__WHAT NEEDS TO BE DONE__
Copy out each line in the material below that has the word "name".

__EXTRACTED INFORMATION__
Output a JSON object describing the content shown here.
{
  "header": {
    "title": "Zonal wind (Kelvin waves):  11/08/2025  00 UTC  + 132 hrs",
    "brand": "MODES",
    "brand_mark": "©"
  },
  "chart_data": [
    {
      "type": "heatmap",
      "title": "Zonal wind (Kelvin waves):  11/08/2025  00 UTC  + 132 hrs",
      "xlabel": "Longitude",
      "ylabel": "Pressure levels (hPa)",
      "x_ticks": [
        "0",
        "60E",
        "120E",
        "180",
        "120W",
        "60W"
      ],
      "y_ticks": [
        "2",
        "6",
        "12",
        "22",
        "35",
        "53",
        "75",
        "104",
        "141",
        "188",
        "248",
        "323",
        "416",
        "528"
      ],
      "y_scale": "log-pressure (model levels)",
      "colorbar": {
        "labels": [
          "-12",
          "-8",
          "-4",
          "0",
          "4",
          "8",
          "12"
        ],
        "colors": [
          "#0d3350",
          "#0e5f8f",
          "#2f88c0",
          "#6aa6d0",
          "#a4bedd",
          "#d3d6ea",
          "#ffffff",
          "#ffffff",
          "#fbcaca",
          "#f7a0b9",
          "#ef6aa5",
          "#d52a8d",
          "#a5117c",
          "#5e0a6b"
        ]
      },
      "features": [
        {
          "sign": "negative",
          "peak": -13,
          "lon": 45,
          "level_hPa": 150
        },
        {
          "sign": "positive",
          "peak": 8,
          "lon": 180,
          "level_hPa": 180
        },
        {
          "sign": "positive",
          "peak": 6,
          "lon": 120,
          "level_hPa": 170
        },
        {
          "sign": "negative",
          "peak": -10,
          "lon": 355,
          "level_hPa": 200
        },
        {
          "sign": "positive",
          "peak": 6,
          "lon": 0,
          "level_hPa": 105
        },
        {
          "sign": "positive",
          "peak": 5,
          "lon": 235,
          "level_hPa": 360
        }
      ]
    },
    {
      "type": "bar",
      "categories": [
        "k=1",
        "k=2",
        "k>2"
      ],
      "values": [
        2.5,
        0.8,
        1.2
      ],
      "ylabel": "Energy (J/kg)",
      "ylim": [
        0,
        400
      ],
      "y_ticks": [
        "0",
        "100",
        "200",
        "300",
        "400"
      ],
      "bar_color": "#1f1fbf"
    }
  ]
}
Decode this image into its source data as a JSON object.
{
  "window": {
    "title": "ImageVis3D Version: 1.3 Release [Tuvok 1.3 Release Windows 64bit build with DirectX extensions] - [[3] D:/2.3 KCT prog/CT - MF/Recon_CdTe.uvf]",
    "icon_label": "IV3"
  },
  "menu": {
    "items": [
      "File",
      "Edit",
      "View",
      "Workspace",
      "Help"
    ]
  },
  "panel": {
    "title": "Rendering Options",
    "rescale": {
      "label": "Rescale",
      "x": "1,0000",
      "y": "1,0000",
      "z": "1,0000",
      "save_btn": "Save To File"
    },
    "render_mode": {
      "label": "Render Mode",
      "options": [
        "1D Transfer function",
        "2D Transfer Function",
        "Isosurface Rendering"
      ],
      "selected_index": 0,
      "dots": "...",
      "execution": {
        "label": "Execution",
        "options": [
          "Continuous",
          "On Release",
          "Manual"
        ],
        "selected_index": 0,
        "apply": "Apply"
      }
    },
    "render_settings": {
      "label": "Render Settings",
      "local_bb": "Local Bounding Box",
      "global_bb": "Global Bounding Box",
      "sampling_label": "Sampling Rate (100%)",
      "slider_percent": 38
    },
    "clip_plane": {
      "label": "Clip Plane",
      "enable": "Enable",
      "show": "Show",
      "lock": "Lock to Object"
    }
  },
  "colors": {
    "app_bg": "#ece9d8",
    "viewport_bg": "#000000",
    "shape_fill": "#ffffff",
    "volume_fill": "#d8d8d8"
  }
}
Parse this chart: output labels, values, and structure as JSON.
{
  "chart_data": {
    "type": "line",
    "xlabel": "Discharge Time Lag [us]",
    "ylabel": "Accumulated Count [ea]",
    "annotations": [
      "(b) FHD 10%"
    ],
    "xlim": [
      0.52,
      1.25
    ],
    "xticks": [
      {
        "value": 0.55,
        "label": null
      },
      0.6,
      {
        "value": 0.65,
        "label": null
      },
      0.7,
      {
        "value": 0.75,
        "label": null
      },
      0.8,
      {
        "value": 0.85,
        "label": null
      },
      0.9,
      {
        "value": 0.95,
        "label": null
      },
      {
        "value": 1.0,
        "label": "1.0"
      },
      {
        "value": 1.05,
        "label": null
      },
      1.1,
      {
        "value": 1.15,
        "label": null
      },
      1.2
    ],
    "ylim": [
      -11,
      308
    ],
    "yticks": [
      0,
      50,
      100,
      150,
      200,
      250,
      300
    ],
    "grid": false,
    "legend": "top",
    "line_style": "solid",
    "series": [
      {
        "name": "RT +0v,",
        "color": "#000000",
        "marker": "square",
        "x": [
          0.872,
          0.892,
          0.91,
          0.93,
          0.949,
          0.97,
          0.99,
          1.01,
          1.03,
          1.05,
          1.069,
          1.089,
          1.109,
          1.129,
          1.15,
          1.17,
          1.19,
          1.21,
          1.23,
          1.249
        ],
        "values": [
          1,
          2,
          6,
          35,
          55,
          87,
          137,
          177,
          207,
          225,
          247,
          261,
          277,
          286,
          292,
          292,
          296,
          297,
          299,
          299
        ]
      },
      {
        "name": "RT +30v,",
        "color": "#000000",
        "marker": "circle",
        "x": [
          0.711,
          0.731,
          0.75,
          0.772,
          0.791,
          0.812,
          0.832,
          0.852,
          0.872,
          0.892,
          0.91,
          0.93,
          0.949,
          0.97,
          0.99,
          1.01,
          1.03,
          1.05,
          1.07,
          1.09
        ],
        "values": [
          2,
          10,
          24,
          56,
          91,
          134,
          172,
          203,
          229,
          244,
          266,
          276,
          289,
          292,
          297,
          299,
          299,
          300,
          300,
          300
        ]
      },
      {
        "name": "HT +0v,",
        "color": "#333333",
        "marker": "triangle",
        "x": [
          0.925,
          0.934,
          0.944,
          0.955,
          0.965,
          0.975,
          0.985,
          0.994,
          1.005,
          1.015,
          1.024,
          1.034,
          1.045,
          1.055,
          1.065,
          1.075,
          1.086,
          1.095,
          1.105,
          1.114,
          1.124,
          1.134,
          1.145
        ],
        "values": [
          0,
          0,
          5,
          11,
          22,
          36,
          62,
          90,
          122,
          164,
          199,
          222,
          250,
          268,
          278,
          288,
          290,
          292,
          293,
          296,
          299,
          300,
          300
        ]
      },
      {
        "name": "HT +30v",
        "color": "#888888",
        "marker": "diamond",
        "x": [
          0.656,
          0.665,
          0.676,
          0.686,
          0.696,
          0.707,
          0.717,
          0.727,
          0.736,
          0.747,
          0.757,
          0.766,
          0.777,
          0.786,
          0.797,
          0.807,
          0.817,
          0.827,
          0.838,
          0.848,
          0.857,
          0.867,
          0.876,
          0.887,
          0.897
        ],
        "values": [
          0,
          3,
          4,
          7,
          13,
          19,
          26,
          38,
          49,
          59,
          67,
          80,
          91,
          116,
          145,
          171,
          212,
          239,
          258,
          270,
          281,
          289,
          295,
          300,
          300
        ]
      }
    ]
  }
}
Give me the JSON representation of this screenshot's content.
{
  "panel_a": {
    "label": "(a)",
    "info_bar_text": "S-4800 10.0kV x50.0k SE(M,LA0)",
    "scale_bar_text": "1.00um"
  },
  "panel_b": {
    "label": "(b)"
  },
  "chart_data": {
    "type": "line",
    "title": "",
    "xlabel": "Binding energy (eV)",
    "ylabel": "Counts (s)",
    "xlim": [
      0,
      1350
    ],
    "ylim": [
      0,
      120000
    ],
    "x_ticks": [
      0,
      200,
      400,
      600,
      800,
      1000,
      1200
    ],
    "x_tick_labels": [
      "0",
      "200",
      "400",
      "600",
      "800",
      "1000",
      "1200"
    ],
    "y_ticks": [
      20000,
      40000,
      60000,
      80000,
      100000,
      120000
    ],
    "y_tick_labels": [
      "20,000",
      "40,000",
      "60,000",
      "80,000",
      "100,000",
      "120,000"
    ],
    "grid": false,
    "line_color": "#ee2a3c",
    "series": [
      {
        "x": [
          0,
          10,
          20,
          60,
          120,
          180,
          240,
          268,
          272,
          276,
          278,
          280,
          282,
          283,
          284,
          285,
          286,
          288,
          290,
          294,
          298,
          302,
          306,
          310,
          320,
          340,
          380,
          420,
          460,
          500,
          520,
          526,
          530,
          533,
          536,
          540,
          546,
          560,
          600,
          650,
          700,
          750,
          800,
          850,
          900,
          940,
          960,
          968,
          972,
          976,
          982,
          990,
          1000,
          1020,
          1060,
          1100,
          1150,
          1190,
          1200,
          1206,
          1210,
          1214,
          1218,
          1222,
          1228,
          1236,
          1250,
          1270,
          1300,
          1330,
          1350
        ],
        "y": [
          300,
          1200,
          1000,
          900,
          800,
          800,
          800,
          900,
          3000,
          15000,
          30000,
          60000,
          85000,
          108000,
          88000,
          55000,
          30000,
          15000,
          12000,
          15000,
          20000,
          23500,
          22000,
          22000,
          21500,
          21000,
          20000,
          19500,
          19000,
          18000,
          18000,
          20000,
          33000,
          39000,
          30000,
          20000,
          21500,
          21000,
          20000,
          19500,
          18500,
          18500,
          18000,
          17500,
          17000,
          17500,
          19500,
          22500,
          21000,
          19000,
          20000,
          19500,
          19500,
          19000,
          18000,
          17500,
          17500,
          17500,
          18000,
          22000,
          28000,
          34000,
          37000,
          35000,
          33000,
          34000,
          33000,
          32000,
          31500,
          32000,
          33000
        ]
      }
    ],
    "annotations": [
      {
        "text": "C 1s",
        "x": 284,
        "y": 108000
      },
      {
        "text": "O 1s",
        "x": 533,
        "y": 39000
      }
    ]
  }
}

__THE REPLY__
        "name": "RT +0v,",
        "name": "RT +30v,",
        "name": "HT +0v,",
        "name": "HT +30v",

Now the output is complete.